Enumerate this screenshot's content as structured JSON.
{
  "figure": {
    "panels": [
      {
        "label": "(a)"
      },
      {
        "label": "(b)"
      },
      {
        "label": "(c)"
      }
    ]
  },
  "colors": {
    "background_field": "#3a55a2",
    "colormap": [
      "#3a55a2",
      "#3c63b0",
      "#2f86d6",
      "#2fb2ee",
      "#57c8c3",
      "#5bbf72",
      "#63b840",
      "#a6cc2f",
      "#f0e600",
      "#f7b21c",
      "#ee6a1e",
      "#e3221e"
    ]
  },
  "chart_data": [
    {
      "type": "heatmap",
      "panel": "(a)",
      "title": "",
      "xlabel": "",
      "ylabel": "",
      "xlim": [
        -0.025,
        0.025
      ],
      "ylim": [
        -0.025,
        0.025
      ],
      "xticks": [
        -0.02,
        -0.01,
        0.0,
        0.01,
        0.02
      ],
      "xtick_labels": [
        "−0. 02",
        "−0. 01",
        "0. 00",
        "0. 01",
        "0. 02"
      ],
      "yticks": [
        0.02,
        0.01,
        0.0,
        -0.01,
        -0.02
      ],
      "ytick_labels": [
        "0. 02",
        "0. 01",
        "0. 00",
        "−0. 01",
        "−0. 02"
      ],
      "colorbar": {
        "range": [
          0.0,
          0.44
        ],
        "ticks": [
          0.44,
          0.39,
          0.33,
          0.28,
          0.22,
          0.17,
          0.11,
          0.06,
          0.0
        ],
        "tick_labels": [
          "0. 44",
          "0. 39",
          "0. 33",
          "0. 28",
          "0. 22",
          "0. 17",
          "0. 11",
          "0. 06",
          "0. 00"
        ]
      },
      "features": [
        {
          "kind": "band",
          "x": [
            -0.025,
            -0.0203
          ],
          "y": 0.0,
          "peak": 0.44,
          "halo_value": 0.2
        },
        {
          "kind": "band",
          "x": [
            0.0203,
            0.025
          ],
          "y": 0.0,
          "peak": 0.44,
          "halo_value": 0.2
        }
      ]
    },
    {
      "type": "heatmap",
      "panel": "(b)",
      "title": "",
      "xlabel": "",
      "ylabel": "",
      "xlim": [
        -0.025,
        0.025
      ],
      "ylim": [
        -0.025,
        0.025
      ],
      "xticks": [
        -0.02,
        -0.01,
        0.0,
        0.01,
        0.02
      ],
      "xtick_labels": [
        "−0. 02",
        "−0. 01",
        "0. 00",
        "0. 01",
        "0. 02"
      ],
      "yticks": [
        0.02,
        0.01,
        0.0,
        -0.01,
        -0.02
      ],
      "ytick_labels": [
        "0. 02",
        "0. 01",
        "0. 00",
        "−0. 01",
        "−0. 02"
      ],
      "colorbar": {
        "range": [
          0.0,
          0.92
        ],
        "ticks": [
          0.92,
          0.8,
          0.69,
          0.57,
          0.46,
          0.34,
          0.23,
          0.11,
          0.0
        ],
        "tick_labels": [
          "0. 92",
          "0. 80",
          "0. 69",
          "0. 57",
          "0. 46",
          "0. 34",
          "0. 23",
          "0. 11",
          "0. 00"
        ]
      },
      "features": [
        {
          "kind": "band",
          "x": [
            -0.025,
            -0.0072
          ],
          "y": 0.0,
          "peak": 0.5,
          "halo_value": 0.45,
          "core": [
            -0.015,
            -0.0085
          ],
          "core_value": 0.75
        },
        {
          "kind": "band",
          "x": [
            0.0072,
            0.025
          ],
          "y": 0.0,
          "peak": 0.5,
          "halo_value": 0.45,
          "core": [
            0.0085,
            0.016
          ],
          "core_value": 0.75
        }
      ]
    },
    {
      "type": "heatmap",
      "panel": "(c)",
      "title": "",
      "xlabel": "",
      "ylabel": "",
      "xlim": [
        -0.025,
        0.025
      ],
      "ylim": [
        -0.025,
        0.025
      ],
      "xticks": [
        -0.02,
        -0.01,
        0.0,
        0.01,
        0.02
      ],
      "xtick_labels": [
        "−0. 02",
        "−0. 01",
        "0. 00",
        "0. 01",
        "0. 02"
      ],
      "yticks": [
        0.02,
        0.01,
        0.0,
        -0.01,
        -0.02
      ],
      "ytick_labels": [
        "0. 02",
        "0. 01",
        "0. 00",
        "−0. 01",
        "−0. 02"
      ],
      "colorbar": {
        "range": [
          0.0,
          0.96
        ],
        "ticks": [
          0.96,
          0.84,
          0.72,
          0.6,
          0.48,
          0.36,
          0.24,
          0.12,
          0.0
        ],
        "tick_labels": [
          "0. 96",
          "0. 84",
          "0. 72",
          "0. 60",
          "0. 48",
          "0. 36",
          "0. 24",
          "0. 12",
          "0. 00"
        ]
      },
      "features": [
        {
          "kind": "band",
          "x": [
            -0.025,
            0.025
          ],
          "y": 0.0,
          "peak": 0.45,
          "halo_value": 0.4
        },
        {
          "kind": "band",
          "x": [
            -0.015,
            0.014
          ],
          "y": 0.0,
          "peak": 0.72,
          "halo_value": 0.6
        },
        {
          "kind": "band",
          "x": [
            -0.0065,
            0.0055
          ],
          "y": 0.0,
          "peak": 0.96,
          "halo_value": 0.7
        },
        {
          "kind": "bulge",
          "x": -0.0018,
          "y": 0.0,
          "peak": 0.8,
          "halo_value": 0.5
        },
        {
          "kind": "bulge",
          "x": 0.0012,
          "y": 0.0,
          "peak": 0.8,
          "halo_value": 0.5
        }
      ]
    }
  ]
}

(REQUEST)
Reproduce every entry shown above, precisely as it stands.

(THE COMPLETED TASK)
Enumerate this screenshot's content as structured JSON.
{
  "figure": {
    "panels": [
      {
        "label": "(a)"
      },
      {
        "label": "(b)"
      },
      {
        "label": "(c)"
      }
    ]
  },
  "colors": {
    "background_field": "#3a55a2",
    "colormap": [
      "#3a55a2",
      "#3c63b0",
      "#2f86d6",
      "#2fb2ee",
      "#57c8c3",
      "#5bbf72",
      "#63b840",
      "#a6cc2f",
      "#f0e600",
      "#f7b21c",
      "#ee6a1e",
      "#e3221e"
    ]
  },
  "chart_data": [
    {
      "type": "heatmap",
      "panel": "(a)",
      "title": "",
      "xlabel": "",
      "ylabel": "",
      "xlim": [
        -0.025,
        0.025
      ],
      "ylim": [
        -0.025,
        0.025
      ],
      "xticks": [
        -0.02,
        -0.01,
        0.0,
        0.01,
        0.02
      ],
      "xtick_labels": [
        "−0. 02",
        "−0. 01",
        "0. 00",
        "0. 01",
        "0. 02"
      ],
      "yticks": [
        0.02,
        0.01,
        0.0,
        -0.01,
        -0.02
      ],
      "ytick_labels": [
        "0. 02",
        "0. 01",
        "0. 00",
        "−0. 01",
        "−0. 02"
      ],
      "colorbar": {
        "range": [
          0.0,
          0.44
        ],
        "ticks": [
          0.44,
          0.39,
          0.33,
          0.28,
          0.22,
          0.17,
          0.11,
          0.06,
          0.0
        ],
        "tick_labels": [
          "0. 44",
          "0. 39",
          "0. 33",
          "0. 28",
          "0. 22",
          "0. 17",
          "0. 11",
          "0. 06",
          "0. 00"
        ]
      },
      "features": [
        {
          "kind": "band",
          "x": [
            -0.025,
            -0.0203
          ],
          "y": 0.0,
          "peak": 0.44,
          "halo_value": 0.2
        },
        {
          "kind": "band",
          "x": [
            0.0203,
            0.025
          ],
          "y": 0.0,
          "peak": 0.44,
          "halo_value": 0.2
        }
      ]
    },
    {
      "type": "heatmap",
      "panel": "(b)",
      "title": "",
      "xlabel": "",
      "ylabel": "",
      "xlim": [
        -0.025,
        0.025
      ],
      "ylim": [
        -0.025,
        0.025
      ],
      "xticks": [
        -0.02,
        -0.01,
        0.0,
        0.01,
        0.02
      ],
      "xtick_labels": [
        "−0. 02",
        "−0. 01",
        "0. 00",
        "0. 01",
        "0. 02"
      ],
      "yticks": [
        0.02,
        0.01,
        0.0,
        -0.01,
        -0.02
      ],
      "ytick_labels": [
        "0. 02",
        "0. 01",
        "0. 00",
        "−0. 01",
        "−0. 02"
      ],
      "colorbar": {
        "range": [
          0.0,
          0.92
        ],
        "ticks": [
          0.92,
          0.8,
          0.69,
          0.57,
          0.46,
          0.34,
          0.23,
          0.11,
          0.0
        ],
        "tick_labels": [
          "0. 92",
          "0. 80",
          "0. 69",
          "0. 57",
          "0. 46",
          "0. 34",
          "0. 23",
          "0. 11",
          "0. 00"
        ]
      },
      "features": [
        {
          "kind": "band",
          "x": [
            -0.025,
            -0.0072
          ],
          "y": 0.0,
          "peak": 0.5,
          "halo_value": 0.45,
          "core": [
            -0.015,
            -0.0085
          ],
          "core_value": 0.75
        },
        {
          "kind": "band",
          "x": [
            0.0072,
            0.025
          ],
          "y": 0.0,
          "peak": 0.5,
          "halo_value": 0.45,
          "core": [
            0.0085,
            0.016
          ],
          "core_value": 0.75
        }
      ]
    },
    {
      "type": "heatmap",
      "panel": "(c)",
      "title": "",
      "xlabel": "",
      "ylabel": "",
      "xlim": [
        -0.025,
        0.025
      ],
      "ylim": [
        -0.025,
        0.025
      ],
      "xticks": [
        -0.02,
        -0.01,
        0.0,
        0.01,
        0.02
      ],
      "xtick_labels": [
        "−0. 02",
        "−0. 01",
        "0. 00",
        "0. 01",
        "0. 02"
      ],
      "yticks": [
        0.02,
        0.01,
        0.0,
        -0.01,
        -0.02
      ],
      "ytick_labels": [
        "0. 02",
        "0. 01",
        "0. 00",
        "−0. 01",
        "−0. 02"
      ],
      "colorbar": {
        "range": [
          0.0,
          0.96
        ],
        "ticks": [
          0.96,
          0.84,
          0.72,
          0.6,
          0.48,
          0.36,
          0.24,
          0.12,
          0.0
        ],
        "tick_labels": [
          "0. 96",
          "0. 84",
          "0. 72",
          "0. 60",
          "0. 48",
          "0. 36",
          "0. 24",
          "0. 12",
          "0. 00"
        ]
      },
      "features": [
        {
          "kind": "band",
          "x": [
            -0.025,
            0.025
          ],
          "y": 0.0,
          "peak": 0.45,
          "halo_value": 0.4
        },
        {
          "kind": "band",
          "x": [
            -0.015,
            0.014
          ],
          "y": 0.0,
          "peak": 0.72,
          "halo_value": 0.6
        },
        {
          "kind": "band",
          "x": [
            -0.0065,
            0.0055
          ],
          "y": 0.0,
          "peak": 0.96,
          "halo_value": 0.7
        },
        {
          "kind": "bulge",
          "x": -0.0018,
          "y": 0.0,
          "peak": 0.8,
          "halo_value": 0.5
        },
        {
          "kind": "bulge",
          "x": 0.0012,
          "y": 0.0,
          "peak": 0.8,
          "halo_value": 0.5
        }
      ]
    }
  ]
}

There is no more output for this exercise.